=== What needs to be done ===
Write the material out again, line by line, exactly as it is.

=== Items listed in a dataset ===

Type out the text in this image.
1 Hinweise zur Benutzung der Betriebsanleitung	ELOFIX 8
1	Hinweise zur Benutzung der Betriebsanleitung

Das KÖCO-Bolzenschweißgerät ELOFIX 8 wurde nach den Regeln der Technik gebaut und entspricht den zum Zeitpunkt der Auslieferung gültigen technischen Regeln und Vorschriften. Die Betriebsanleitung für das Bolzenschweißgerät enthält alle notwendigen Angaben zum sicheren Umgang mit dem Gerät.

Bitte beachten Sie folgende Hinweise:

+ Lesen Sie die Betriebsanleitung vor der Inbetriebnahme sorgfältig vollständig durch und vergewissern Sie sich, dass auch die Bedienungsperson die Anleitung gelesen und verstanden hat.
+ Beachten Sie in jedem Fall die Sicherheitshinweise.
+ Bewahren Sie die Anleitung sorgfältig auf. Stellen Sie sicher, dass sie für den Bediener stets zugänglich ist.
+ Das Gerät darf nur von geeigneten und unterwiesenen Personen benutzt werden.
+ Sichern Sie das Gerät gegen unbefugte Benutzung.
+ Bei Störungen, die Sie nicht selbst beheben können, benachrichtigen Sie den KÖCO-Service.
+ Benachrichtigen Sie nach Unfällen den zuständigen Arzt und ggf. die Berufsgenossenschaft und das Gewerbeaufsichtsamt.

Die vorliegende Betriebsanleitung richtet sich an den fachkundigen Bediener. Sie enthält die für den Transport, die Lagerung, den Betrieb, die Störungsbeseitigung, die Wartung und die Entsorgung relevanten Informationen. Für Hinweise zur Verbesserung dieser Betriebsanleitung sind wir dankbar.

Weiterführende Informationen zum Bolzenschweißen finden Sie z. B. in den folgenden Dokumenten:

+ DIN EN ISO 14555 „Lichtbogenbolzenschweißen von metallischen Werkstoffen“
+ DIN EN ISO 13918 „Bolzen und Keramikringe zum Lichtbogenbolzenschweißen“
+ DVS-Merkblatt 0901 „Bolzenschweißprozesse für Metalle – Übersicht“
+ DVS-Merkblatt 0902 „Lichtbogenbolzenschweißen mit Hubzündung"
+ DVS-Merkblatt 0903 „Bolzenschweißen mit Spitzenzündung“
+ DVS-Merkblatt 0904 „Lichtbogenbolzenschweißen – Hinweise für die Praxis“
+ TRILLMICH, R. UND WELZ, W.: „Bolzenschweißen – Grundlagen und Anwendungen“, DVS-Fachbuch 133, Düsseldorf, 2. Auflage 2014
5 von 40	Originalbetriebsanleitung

=== Result of the exercise ===
Type out the text in this image.
1 Hinweise zur Benutzung der Betriebsanleitung	ELOFIX 8
1	Hinweise zur Benutzung der Betriebsanleitung

Das KÖCO-Bolzenschweißgerät ELOFIX 8 wurde nach den Regeln der Technik gebaut und entspricht den zum Zeitpunkt der Auslieferung gültigen technischen Regeln und Vorschriften. Die Betriebsanleitung für das Bolzenschweißgerät enthält alle notwendigen Angaben zum sicheren Umgang mit dem Gerät.

Bitte beachten Sie folgende Hinweise:

+ Lesen Sie die Betriebsanleitung vor der Inbetriebnahme sorgfältig vollständig durch und vergewissern Sie sich, dass auch die Bedienungsperson die Anleitung gelesen und verstanden hat.
+ Beachten Sie in jedem Fall die Sicherheitshinweise.
+ Bewahren Sie die Anleitung sorgfältig auf. Stellen Sie sicher, dass sie für den Bediener stets zugänglich ist.
+ Das Gerät darf nur von geeigneten und unterwiesenen Personen benutzt werden.
+ Sichern Sie das Gerät gegen unbefugte Benutzung.
+ Bei Störungen, die Sie nicht selbst beheben können, benachrichtigen Sie den KÖCO-Service.
+ Benachrichtigen Sie nach Unfällen den zuständigen Arzt und ggf. die Berufsgenossenschaft und das Gewerbeaufsichtsamt.

Die vorliegende Betriebsanleitung richtet sich an den fachkundigen Bediener. Sie enthält die für den Transport, die Lagerung, den Betrieb, die Störungsbeseitigung, die Wartung und die Entsorgung relevanten Informationen. Für Hinweise zur Verbesserung dieser Betriebsanleitung sind wir dankbar.

Weiterführende Informationen zum Bolzenschweißen finden Sie z. B. in den folgenden Dokumenten:

+ DIN EN ISO 14555 „Lichtbogenbolzenschweißen von metallischen Werkstoffen“
+ DIN EN ISO 13918 „Bolzen und Keramikringe zum Lichtbogenbolzenschweißen“
+ DVS-Merkblatt 0901 „Bolzenschweißprozesse für Metalle – Übersicht“
+ DVS-Merkblatt 0902 „Lichtbogenbolzenschweißen mit Hubzündung"
+ DVS-Merkblatt 0903 „Bolzenschweißen mit Spitzenzündung“
+ DVS-Merkblatt 0904 „Lichtbogenbolzenschweißen – Hinweise für die Praxis“
+ TRILLMICH, R. UND WELZ, W.: „Bolzenschweißen – Grundlagen und Anwendungen“, DVS-Fachbuch 133, Düsseldorf, 2. Auflage 2014
5 von 40	Originalbetriebsanleitung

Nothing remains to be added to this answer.